● What you need to do:
Provide nothing but the number of lines containing the string "element".

Rows from a dataset

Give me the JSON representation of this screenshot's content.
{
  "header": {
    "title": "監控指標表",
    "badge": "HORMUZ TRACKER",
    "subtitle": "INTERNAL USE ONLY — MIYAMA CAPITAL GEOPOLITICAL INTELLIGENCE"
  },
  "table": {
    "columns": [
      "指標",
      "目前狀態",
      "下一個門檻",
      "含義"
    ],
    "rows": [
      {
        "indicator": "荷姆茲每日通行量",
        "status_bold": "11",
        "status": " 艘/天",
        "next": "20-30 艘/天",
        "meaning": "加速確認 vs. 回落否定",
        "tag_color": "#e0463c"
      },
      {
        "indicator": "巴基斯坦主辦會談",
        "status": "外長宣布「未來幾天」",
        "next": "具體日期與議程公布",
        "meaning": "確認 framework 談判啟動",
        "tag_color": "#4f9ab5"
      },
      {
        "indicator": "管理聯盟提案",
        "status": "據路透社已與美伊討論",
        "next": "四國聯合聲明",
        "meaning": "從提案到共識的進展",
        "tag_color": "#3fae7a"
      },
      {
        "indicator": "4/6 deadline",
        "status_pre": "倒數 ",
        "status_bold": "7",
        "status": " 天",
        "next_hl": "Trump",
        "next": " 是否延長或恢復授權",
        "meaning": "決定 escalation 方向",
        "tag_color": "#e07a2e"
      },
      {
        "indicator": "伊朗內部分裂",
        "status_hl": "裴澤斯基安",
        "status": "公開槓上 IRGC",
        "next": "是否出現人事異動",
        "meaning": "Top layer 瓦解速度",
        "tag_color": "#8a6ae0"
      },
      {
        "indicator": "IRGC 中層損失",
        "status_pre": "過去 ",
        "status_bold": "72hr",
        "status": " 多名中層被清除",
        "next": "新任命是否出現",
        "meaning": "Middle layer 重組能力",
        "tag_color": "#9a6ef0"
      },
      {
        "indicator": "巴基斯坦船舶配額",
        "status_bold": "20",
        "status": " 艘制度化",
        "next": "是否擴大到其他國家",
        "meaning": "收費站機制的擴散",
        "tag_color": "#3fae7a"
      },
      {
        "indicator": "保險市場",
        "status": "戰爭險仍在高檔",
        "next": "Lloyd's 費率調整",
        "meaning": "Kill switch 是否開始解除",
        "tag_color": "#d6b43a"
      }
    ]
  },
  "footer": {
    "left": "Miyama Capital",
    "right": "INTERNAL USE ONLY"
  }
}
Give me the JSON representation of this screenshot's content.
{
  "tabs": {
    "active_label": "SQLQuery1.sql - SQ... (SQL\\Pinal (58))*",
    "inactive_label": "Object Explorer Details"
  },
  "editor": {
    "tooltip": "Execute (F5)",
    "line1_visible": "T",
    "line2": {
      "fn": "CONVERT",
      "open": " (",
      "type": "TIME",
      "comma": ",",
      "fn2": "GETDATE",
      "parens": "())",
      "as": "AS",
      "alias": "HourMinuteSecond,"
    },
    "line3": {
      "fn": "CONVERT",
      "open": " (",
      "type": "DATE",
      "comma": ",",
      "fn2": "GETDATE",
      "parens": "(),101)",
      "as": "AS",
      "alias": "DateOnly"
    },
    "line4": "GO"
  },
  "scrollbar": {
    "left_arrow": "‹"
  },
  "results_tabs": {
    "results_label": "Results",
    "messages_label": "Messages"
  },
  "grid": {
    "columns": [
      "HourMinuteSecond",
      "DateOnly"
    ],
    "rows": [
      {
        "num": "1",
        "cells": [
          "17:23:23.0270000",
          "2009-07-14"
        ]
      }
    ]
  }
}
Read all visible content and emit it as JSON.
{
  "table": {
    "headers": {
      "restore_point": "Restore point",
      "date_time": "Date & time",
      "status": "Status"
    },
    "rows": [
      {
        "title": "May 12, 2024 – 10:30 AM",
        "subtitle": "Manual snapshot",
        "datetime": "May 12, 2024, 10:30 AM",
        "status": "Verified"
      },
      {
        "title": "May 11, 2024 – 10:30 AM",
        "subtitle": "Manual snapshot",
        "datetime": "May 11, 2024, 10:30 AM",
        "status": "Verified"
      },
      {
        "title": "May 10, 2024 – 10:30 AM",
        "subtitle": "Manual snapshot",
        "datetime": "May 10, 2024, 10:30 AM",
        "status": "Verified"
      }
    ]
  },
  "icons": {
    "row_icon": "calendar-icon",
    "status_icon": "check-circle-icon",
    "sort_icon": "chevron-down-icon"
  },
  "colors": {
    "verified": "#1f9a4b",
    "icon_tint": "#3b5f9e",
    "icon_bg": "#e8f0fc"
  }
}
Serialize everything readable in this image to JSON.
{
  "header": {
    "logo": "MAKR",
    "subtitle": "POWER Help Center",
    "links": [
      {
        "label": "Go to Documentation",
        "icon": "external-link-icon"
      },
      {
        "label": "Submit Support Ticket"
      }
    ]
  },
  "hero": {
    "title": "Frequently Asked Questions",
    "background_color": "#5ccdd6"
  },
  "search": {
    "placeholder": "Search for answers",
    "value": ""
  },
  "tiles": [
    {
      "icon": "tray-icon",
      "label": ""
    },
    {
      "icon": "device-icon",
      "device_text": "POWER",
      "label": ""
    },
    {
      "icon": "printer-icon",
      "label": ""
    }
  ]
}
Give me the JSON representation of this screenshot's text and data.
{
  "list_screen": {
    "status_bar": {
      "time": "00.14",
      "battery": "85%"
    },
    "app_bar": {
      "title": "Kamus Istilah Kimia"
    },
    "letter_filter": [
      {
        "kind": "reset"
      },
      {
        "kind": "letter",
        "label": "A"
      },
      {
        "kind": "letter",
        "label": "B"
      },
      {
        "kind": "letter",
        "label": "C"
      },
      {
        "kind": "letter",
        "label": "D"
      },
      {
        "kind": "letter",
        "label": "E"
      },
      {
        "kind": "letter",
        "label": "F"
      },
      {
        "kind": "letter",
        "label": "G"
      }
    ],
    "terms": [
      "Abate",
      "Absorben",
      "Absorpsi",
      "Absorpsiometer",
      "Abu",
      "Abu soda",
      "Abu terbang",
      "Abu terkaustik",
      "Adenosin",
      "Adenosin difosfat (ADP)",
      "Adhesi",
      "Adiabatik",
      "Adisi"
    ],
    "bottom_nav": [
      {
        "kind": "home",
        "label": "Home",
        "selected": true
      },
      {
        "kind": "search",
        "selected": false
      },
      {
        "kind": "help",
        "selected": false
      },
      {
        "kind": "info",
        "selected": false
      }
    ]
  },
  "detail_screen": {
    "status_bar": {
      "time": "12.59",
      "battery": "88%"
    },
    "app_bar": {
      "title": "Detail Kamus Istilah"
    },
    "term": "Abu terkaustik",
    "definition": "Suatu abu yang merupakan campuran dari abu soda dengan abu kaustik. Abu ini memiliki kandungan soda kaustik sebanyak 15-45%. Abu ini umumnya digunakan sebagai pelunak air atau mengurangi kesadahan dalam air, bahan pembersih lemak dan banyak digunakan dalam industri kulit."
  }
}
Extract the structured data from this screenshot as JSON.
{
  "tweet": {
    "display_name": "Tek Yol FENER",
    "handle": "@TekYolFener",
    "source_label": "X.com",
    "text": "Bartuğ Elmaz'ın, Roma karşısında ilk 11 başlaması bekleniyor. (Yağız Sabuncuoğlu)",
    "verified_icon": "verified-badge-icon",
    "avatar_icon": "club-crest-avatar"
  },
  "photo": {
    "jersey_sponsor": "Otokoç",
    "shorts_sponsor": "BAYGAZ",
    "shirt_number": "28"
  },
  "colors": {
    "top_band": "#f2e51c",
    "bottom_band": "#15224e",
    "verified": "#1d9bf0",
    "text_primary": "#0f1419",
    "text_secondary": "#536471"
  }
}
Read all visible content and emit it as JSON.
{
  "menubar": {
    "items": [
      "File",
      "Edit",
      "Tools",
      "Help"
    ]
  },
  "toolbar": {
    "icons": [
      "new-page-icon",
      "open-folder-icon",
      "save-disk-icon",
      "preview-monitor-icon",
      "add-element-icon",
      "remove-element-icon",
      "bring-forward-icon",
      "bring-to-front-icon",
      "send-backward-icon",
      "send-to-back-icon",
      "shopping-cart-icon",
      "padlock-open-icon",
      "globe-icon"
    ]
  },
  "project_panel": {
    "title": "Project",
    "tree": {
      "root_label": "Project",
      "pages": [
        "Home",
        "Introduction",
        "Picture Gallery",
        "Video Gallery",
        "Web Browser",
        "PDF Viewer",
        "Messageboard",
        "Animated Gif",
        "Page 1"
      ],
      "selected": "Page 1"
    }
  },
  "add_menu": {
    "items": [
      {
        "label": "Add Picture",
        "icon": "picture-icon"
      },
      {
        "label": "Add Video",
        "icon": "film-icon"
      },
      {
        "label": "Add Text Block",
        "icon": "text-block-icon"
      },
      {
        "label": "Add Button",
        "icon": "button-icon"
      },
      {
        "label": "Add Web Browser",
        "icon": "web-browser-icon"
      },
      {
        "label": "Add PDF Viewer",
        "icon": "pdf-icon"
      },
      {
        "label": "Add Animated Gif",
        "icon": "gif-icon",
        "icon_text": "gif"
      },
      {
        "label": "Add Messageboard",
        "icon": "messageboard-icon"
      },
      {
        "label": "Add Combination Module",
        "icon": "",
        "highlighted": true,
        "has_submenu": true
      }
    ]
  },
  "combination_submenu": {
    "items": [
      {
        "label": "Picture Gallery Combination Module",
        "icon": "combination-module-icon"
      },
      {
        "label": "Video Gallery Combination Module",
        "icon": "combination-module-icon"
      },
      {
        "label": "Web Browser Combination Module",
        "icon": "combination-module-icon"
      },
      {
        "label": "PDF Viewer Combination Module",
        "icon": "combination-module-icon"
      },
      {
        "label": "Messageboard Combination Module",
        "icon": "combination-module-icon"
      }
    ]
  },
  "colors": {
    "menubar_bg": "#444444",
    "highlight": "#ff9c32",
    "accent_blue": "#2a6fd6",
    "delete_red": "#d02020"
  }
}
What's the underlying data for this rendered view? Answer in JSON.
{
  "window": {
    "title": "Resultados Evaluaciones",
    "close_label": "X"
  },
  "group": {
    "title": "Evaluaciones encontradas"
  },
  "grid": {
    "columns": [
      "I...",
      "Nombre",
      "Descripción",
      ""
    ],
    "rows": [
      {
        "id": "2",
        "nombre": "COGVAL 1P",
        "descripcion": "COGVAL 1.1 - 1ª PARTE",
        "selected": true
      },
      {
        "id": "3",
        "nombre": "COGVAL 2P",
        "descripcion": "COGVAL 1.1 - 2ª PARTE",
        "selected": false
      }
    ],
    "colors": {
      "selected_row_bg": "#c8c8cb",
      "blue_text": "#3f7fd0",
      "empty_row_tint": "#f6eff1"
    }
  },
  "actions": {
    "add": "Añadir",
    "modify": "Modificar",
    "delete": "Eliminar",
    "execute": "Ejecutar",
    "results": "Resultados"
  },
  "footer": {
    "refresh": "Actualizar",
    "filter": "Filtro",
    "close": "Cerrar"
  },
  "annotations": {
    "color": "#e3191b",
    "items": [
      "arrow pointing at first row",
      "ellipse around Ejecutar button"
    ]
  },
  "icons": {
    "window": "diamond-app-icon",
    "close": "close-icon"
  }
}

● Response:
2